BEGIN GIVEN TEXT
Member of the Maryland Senate from the 38th district
- Incumbent
- Assumed office January 9, 2019
- Preceded by: Jim Mathias

Member of the Maryland House of Delegates from the 38C district
- In office January 14, 2015 – January 9, 2019
- Preceded by: Seat established
- Succeeded by: Wayne A. Hartman

Personal details
- Born: February 13, 1961 (age 65) Baltimore, Maryland, U.S.
- Party: Republican
- Education: Catholic University of America (BA, MA)
- Profession: Consultant

= Mary Beth Carozza =

American politician (born 1961)

Mary Beth Carozza (born February 13, 1961) is an American politician who is a Republican member of the Maryland Senate, representing District 38 since 2019. She previous represented District 38C in the Maryland House of Delegates from 2015 to 2019.

Born in Baltimore and raised on Maryland's Eastern Shore, Carozza graduated from Catholic University of America. She began her career working as a congressional staffer for various Republican U.S. senators and U.S. representatives before serving as the deputy assistant secretary of defense for legislative affairs under U.S. Defense Secretary Donald Rumsfeld and as a deputy chief of staff to Maryland Governor Bob Ehrlich. Carozza was elected to the Maryland House of Delegates in 2014, serving for one term before being elected to the Maryland Senate in 2018, defeating Democratic incumbent Jim Mathias.
END GIVEN TEXT
BEGIN PROVIDED INFORMATION
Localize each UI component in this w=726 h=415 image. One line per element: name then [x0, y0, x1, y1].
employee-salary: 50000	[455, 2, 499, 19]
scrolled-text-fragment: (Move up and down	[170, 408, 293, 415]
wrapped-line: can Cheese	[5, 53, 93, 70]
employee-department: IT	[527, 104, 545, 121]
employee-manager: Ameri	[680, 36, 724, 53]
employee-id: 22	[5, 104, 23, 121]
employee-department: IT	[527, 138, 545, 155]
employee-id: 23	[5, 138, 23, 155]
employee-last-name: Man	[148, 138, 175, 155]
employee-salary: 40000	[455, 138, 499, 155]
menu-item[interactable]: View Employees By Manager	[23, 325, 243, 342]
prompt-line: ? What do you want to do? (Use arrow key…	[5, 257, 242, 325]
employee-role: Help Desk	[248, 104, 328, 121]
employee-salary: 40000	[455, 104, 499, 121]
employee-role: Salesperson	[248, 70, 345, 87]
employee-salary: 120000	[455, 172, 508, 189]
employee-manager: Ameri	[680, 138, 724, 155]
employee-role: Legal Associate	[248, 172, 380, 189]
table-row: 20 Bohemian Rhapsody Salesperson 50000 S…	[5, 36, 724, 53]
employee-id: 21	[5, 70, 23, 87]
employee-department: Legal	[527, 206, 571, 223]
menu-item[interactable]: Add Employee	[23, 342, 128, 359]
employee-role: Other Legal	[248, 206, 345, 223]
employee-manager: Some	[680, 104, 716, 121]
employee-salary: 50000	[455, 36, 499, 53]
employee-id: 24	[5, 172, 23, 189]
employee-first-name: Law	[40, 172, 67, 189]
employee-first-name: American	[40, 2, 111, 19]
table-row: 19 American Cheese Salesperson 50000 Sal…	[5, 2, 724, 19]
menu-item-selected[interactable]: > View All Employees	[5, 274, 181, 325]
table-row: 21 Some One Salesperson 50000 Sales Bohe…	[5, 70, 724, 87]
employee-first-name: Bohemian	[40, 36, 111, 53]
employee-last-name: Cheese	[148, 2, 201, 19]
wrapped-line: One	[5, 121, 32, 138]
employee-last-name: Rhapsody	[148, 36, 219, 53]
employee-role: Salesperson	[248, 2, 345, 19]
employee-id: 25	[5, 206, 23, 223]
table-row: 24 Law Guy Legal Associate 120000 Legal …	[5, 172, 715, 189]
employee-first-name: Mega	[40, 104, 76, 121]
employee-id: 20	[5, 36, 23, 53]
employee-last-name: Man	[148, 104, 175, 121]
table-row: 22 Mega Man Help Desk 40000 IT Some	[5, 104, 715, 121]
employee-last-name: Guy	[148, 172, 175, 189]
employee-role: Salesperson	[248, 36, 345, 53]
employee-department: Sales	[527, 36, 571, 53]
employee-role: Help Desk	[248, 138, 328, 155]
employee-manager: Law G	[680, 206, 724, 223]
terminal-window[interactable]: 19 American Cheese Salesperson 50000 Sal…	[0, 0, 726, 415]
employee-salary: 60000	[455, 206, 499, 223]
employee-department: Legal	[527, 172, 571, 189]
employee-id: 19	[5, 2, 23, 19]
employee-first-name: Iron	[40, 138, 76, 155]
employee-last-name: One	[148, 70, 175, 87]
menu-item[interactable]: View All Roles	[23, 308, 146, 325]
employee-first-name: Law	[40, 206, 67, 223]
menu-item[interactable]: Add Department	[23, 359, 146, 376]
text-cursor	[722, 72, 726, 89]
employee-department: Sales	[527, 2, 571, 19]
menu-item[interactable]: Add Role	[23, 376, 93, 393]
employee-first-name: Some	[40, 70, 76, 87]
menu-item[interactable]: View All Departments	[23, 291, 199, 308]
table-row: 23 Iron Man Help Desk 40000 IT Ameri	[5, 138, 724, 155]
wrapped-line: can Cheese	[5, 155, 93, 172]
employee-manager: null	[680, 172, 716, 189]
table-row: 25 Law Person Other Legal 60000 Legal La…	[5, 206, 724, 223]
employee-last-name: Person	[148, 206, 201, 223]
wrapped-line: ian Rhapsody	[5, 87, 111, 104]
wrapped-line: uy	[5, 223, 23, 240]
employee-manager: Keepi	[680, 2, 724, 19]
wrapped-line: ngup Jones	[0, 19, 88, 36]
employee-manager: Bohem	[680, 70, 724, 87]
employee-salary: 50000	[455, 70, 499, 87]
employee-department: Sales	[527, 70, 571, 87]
END PROVIDED INFORMATION
### [TASKS]
1. Using the biography, explain why Jim Mathias is listed as the person before Carozza in the Maryland Senate. Answer in one to three sentences.
2. Transcribe the biography word for word, from "Personal details" to "2015 to 2019.".

### [RESULTS BY TASK]
1. Jim Mathias was the Democratic incumbent for District 38, and Carozza defeated him in the 2018 election. She then took office in the Maryland Senate on January 9, 2019.

2.
Personal details
- Born: February 13, 1961 (age 65) Baltimore, Maryland, U.S.
- Party: Republican
- Education: Catholic University of America (BA, MA)
- Profession: Consultant

= Mary Beth Carozza =

American politician (born 1961)

Mary Beth Carozza (born February 13, 1961) is an American politician who is a Republican member of the Maryland Senate, representing District 38 since 2019. She previous represented District 38C in the Maryland House of Delegates from 2015 to 2019.